WHAT THIS TASK INVOLVES: Exactly reproduce each entry, leaving out nothing.

DATA ENTRIES:
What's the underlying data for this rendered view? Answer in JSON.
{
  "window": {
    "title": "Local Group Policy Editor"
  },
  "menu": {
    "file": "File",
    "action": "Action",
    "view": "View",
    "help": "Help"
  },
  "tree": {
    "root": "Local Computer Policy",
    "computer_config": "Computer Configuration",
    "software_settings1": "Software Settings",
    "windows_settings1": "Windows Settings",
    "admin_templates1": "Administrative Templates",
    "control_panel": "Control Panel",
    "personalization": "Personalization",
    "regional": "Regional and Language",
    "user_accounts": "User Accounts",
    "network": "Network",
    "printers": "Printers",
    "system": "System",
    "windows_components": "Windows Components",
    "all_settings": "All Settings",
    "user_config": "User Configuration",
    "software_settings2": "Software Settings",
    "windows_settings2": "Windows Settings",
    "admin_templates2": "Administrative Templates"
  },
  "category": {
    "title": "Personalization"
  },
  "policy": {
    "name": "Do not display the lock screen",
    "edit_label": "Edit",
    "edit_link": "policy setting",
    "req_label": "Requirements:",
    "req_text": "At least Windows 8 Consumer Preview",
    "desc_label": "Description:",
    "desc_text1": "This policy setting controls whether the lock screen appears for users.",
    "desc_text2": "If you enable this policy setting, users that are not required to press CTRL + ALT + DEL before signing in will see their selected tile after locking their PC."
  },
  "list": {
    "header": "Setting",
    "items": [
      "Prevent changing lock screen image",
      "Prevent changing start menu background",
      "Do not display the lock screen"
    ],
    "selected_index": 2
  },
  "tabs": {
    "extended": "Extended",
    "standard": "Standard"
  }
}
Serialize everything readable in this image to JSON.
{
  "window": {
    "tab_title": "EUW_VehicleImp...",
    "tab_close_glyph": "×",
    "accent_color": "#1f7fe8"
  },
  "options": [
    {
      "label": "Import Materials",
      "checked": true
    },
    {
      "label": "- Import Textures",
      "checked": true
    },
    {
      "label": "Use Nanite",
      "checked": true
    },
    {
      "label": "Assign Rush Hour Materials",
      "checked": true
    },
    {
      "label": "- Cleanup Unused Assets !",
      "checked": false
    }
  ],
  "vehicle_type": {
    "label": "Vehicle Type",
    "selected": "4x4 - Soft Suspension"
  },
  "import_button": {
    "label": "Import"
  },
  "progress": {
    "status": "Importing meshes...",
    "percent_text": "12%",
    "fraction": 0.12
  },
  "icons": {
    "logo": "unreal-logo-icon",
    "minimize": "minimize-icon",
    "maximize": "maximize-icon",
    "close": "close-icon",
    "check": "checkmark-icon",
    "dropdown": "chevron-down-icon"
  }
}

RESULT FOR THIS EXERCISE:
What's the underlying data for this rendered view? Answer in JSON.
{
  "window": {
    "title": "Local Group Policy Editor"
  },
  "menu": {
    "file": "File",
    "action": "Action",
    "view": "View",
    "help": "Help"
  },
  "tree": {
    "root": "Local Computer Policy",
    "computer_config": "Computer Configuration",
    "software_settings1": "Software Settings",
    "windows_settings1": "Windows Settings",
    "admin_templates1": "Administrative Templates",
    "control_panel": "Control Panel",
    "personalization": "Personalization",
    "regional": "Regional and Language",
    "user_accounts": "User Accounts",
    "network": "Network",
    "printers": "Printers",
    "system": "System",
    "windows_components": "Windows Components",
    "all_settings": "All Settings",
    "user_config": "User Configuration",
    "software_settings2": "Software Settings",
    "windows_settings2": "Windows Settings",
    "admin_templates2": "Administrative Templates"
  },
  "category": {
    "title": "Personalization"
  },
  "policy": {
    "name": "Do not display the lock screen",
    "edit_label": "Edit",
    "edit_link": "policy setting",
    "req_label": "Requirements:",
    "req_text": "At least Windows 8 Consumer Preview",
    "desc_label": "Description:",
    "desc_text1": "This policy setting controls whether the lock screen appears for users.",
    "desc_text2": "If you enable this policy setting, users that are not required to press CTRL + ALT + DEL before signing in will see their selected tile after locking their PC."
  },
  "list": {
    "header": "Setting",
    "items": [
      "Prevent changing lock screen image",
      "Prevent changing start menu background",
      "Do not display the lock screen"
    ],
    "selected_index": 2
  },
  "tabs": {
    "extended": "Extended",
    "standard": "Standard"
  }
}
Serialize everything readable in this image to JSON.
{
  "window": {
    "tab_title": "EUW_VehicleImp...",
    "tab_close_glyph": "×",
    "accent_color": "#1f7fe8"
  },
  "options": [
    {
      "label": "Import Materials",
      "checked": true
    },
    {
      "label": "- Import Textures",
      "checked": true
    },
    {
      "label": "Use Nanite",
      "checked": true
    },
    {
      "label": "Assign Rush Hour Materials",
      "checked": true
    },
    {
      "label": "- Cleanup Unused Assets !",
      "checked": false
    }
  ],
  "vehicle_type": {
    "label": "Vehicle Type",
    "selected": "4x4 - Soft Suspension"
  },
  "import_button": {
    "label": "Import"
  },
  "progress": {
    "status": "Importing meshes...",
    "percent_text": "12%",
    "fraction": 0.12
  },
  "icons": {
    "logo": "unreal-logo-icon",
    "minimize": "minimize-icon",
    "maximize": "maximize-icon",
    "close": "close-icon",
    "check": "checkmark-icon",
    "dropdown": "chevron-down-icon"
  }
}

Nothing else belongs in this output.